_Set tasks_:
a) Using the DEEBOT X2 Omni review below, explain in one to three sentences why the robot has a lower height profile than usual.
b) According to the DEEBOT X2 Omni review, what field of view does the robot's LiDAR module have?
c) Extend the DEEBOT X2 Omni review, picking up after its last sentence.

_Source_:
————————

ECOVACS took a pretty daring approach with the DEEBOT X2 Omni. It’s rectangular. This might seem like a frivolous decision, but this is not one that’s made lightly for the simple reason that in doing so, the robot vacuum has far less forgiving pathways to work with.
There are some clear benefits from the outset: the rectangular design means that the X2 Omni is slimmer than the average robot vacuum. On top of that, it also has a lower height profile, thanks to the use of a semi-solid state LiDAR similar to that used in autonomous cars. While a conventional LiDAR sticks out like a stubby periscope, the module used in the X2 Omni is incorporated into the body and has a 210-degree field of view.
The result is a more compact robot vacuum measuring 320 x 353 x 95 mm that can traverse tighter spaces and clean closer to the wall. But how does it actually fare in real life?

————————

_Recorded data_:
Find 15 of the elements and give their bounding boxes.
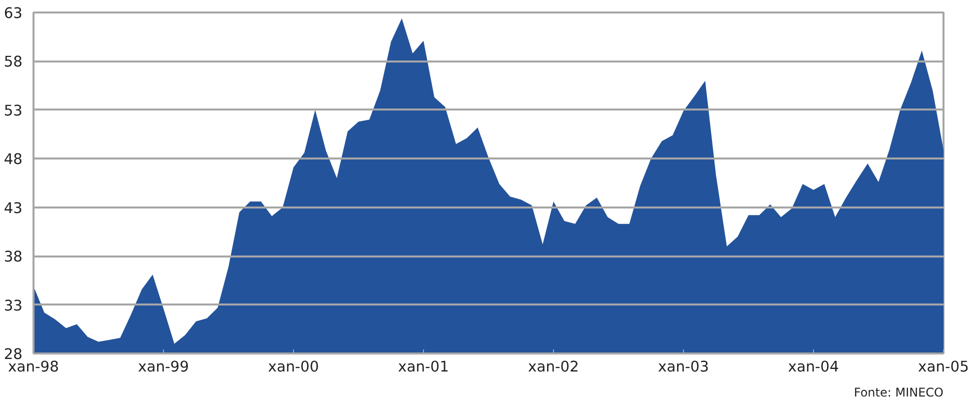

————————

_Answers provided_:
a) The X2 Omni uses a semi-solid state LiDAR, similar to the kind used in autonomous cars. A conventional LiDAR sticks out from the top like a stubby periscope, but this module is built into the body.

b) It has a 210-degree field of view.

c)
Full cream robot vacuum goodness
The X2 Omni has a pretty comprehensive feature set. While this is often an experience that is available only if you pay a thousand bucks minimum, I feel strongly that it doesn’t make sense to get a robot vacuum if the device doesn’t do some degree of self-cleaning. In effect, you should only do a thorough clean of your house occasionally, while cleaning the vacuum itself becomes a monthly or bi-monthly affair. Otherwise, it defeats the purpose of having an autonomous cleaning device if you have to clean up the trash bag and mop (and dry it as well) every single time.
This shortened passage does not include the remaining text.